■ PROVIDED DATA:
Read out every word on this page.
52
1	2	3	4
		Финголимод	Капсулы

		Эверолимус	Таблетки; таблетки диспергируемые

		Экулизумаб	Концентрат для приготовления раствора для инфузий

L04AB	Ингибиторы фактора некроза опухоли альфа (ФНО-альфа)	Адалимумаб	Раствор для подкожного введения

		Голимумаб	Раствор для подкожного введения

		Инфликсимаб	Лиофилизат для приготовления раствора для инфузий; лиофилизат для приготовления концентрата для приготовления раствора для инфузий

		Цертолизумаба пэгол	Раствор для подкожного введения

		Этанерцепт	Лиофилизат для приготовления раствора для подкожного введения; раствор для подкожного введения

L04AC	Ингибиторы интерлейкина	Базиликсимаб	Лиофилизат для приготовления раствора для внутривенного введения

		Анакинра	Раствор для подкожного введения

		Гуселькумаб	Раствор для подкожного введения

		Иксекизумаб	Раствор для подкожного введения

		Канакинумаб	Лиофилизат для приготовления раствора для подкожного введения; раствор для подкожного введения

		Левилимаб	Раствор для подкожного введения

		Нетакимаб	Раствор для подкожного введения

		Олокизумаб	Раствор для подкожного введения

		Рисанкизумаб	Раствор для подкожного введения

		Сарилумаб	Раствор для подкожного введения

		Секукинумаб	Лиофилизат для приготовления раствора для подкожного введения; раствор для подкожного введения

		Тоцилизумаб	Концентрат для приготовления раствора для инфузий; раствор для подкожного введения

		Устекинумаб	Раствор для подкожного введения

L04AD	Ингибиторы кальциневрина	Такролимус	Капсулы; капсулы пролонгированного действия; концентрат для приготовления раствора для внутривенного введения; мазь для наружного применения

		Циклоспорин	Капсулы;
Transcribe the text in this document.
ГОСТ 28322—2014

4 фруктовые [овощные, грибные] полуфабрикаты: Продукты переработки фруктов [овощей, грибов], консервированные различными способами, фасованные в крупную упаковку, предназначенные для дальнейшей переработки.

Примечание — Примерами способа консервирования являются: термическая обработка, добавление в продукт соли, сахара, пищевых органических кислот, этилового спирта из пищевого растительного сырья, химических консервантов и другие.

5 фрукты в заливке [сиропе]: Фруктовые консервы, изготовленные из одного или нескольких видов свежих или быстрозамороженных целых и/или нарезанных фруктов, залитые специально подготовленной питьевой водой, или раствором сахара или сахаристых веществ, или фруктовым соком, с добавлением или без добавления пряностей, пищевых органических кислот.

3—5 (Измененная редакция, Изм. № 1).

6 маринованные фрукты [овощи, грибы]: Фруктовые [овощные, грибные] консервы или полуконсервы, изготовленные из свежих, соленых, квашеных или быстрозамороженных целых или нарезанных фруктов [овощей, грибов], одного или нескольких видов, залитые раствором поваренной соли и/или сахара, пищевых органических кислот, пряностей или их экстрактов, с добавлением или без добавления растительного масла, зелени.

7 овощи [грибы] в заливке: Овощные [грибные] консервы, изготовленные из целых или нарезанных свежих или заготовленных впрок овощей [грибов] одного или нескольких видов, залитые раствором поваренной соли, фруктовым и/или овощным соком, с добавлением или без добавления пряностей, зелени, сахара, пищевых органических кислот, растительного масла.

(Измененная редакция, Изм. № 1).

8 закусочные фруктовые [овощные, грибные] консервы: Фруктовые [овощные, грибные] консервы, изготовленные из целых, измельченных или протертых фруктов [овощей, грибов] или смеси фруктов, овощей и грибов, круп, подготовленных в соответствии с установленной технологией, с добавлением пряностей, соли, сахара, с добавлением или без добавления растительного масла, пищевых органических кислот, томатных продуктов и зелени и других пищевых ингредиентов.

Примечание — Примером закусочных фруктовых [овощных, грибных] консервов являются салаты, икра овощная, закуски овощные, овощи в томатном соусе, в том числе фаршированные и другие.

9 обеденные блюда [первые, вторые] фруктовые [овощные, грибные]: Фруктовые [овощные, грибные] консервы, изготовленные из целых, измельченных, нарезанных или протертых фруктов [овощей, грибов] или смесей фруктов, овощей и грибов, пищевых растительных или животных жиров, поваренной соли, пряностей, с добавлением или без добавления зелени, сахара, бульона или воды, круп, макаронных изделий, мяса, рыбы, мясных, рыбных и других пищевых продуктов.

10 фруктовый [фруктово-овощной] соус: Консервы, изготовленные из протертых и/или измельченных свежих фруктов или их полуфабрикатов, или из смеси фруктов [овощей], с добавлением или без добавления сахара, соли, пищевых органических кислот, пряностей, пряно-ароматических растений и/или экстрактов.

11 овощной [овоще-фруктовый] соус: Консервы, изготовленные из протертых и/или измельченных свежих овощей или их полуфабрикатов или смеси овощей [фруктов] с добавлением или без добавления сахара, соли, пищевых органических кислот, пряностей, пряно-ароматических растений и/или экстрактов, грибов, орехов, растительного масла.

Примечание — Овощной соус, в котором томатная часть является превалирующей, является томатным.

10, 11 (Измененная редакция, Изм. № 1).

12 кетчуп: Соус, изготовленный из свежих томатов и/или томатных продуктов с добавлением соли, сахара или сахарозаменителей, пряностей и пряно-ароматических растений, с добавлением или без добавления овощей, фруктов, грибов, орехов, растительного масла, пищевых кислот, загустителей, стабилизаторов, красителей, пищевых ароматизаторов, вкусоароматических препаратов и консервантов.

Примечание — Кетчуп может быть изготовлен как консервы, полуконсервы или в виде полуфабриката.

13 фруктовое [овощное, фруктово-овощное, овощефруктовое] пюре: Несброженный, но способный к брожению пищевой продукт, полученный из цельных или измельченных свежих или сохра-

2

■ SHORT TASK:
From the records above, extract every line exactly as it stands.

■ WRITTEN SOLUTION:
Read out every word on this page.
52
1	2	3	4
		Финголимод	Капсулы

		Эверолимус	Таблетки; таблетки диспергируемые

		Экулизумаб	Концентрат для приготовления раствора для инфузий

L04AB	Ингибиторы фактора некроза опухоли альфа (ФНО-альфа)	Адалимумаб	Раствор для подкожного введения

		Голимумаб	Раствор для подкожного введения

		Инфликсимаб	Лиофилизат для приготовления раствора для инфузий; лиофилизат для приготовления концентрата для приготовления раствора для инфузий

		Цертолизумаба пэгол	Раствор для подкожного введения

		Этанерцепт	Лиофилизат для приготовления раствора для подкожного введения; раствор для подкожного введения

L04AC	Ингибиторы интерлейкина	Базиликсимаб	Лиофилизат для приготовления раствора для внутривенного введения

		Анакинра	Раствор для подкожного введения

		Гуселькумаб	Раствор для подкожного введения

		Иксекизумаб	Раствор для подкожного введения

		Канакинумаб	Лиофилизат для приготовления раствора для подкожного введения; раствор для подкожного введения

		Левилимаб	Раствор для подкожного введения

		Нетакимаб	Раствор для подкожного введения

		Олокизумаб	Раствор для подкожного введения

		Рисанкизумаб	Раствор для подкожного введения

		Сарилумаб	Раствор для подкожного введения

		Секукинумаб	Лиофилизат для приготовления раствора для подкожного введения; раствор для подкожного введения

		Тоцилизумаб	Концентрат для приготовления раствора для инфузий; раствор для подкожного введения

		Устекинумаб	Раствор для подкожного введения

L04AD	Ингибиторы кальциневрина	Такролимус	Капсулы; капсулы пролонгированного действия; концентрат для приготовления раствора для внутривенного введения; мазь для наружного применения

		Циклоспорин	Капсулы;
Transcribe the text in this document.
ГОСТ 28322—2014

4 фруктовые [овощные, грибные] полуфабрикаты: Продукты переработки фруктов [овощей, грибов], консервированные различными способами, фасованные в крупную упаковку, предназначенные для дальнейшей переработки.

Примечание — Примерами способа консервирования являются: термическая обработка, добавление в продукт соли, сахара, пищевых органических кислот, этилового спирта из пищевого растительного сырья, химических консервантов и другие.

5 фрукты в заливке [сиропе]: Фруктовые консервы, изготовленные из одного или нескольких видов свежих или быстрозамороженных целых и/или нарезанных фруктов, залитые специально подготовленной питьевой водой, или раствором сахара или сахаристых веществ, или фруктовым соком, с добавлением или без добавления пряностей, пищевых органических кислот.

3—5 (Измененная редакция, Изм. № 1).

6 маринованные фрукты [овощи, грибы]: Фруктовые [овощные, грибные] консервы или полуконсервы, изготовленные из свежих, соленых, квашеных или быстрозамороженных целых или нарезанных фруктов [овощей, грибов], одного или нескольких видов, залитые раствором поваренной соли и/или сахара, пищевых органических кислот, пряностей или их экстрактов, с добавлением или без добавления растительного масла, зелени.

7 овощи [грибы] в заливке: Овощные [грибные] консервы, изготовленные из целых или нарезанных свежих или заготовленных впрок овощей [грибов] одного или нескольких видов, залитые раствором поваренной соли, фруктовым и/или овощным соком, с добавлением или без добавления пряностей, зелени, сахара, пищевых органических кислот, растительного масла.

(Измененная редакция, Изм. № 1).

8 закусочные фруктовые [овощные, грибные] консервы: Фруктовые [овощные, грибные] консервы, изготовленные из целых, измельченных или протертых фруктов [овощей, грибов] или смеси фруктов, овощей и грибов, круп, подготовленных в соответствии с установленной технологией, с добавлением пряностей, соли, сахара, с добавлением или без добавления растительного масла, пищевых органических кислот, томатных продуктов и зелени и других пищевых ингредиентов.

Примечание — Примером закусочных фруктовых [овощных, грибных] консервов являются салаты, икра овощная, закуски овощные, овощи в томатном соусе, в том числе фаршированные и другие.

9 обеденные блюда [первые, вторые] фруктовые [овощные, грибные]: Фруктовые [овощные, грибные] консервы, изготовленные из целых, измельченных, нарезанных или протертых фруктов [овощей, грибов] или смесей фруктов, овощей и грибов, пищевых растительных или животных жиров, поваренной соли, пряностей, с добавлением или без добавления зелени, сахара, бульона или воды, круп, макаронных изделий, мяса, рыбы, мясных, рыбных и других пищевых продуктов.

10 фруктовый [фруктово-овощной] соус: Консервы, изготовленные из протертых и/или измельченных свежих фруктов или их полуфабрикатов, или из смеси фруктов [овощей], с добавлением или без добавления сахара, соли, пищевых органических кислот, пряностей, пряно-ароматических растений и/или экстрактов.

11 овощной [овоще-фруктовый] соус: Консервы, изготовленные из протертых и/или измельченных свежих овощей или их полуфабрикатов или смеси овощей [фруктов] с добавлением или без добавления сахара, соли, пищевых органических кислот, пряностей, пряно-ароматических растений и/или экстрактов, грибов, орехов, растительного масла.

Примечание — Овощной соус, в котором томатная часть является превалирующей, является томатным.

10, 11 (Измененная редакция, Изм. № 1).

12 кетчуп: Соус, изготовленный из свежих томатов и/или томатных продуктов с добавлением соли, сахара или сахарозаменителей, пряностей и пряно-ароматических растений, с добавлением или без добавления овощей, фруктов, грибов, орехов, растительного масла, пищевых кислот, загустителей, стабилизаторов, красителей, пищевых ароматизаторов, вкусоароматических препаратов и консервантов.

Примечание — Кетчуп может быть изготовлен как консервы, полуконсервы или в виде полуфабриката.

13 фруктовое [овощное, фруктово-овощное, овощефруктовое] пюре: Несброженный, но способный к брожению пищевой продукт, полученный из цельных или измельченных свежих или сохра-

2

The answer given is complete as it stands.